State how many lines of the entries below hold the word "الهيئة"; reply with nothing but the number.

### Collection entries
* START *

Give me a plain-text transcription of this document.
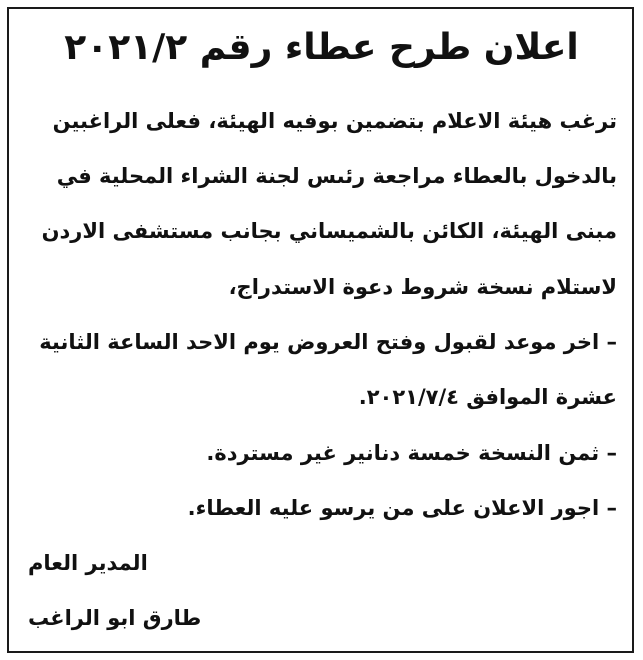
اعلان طرح عطاء رقم ٢٠٢١/٢
ترغب هيئة الاعلام بتضمين بوفيه الهيئة، فعلى الراغبين
بالدخول بالعطاء مراجعة رئىس لجنة الشراء المحلية في
مبنى الهيئة، الكائن بالشميساني بجانب مستشفى الاردن
لاستلام نسخة شروط دعوة الاستدراج،
– اخر موعد لقبول وفتح العروض يوم الاحد الساعة الثانية
عشرة الموافق ٢٠٢١/٧/٤.
– ثمن النسخة خمسة دنانير غير مستردة.
– اجور الاعلان على من يرسو عليه العطاء.
المدير العام
طارق ابو الراغب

* END *

### Expected answer
2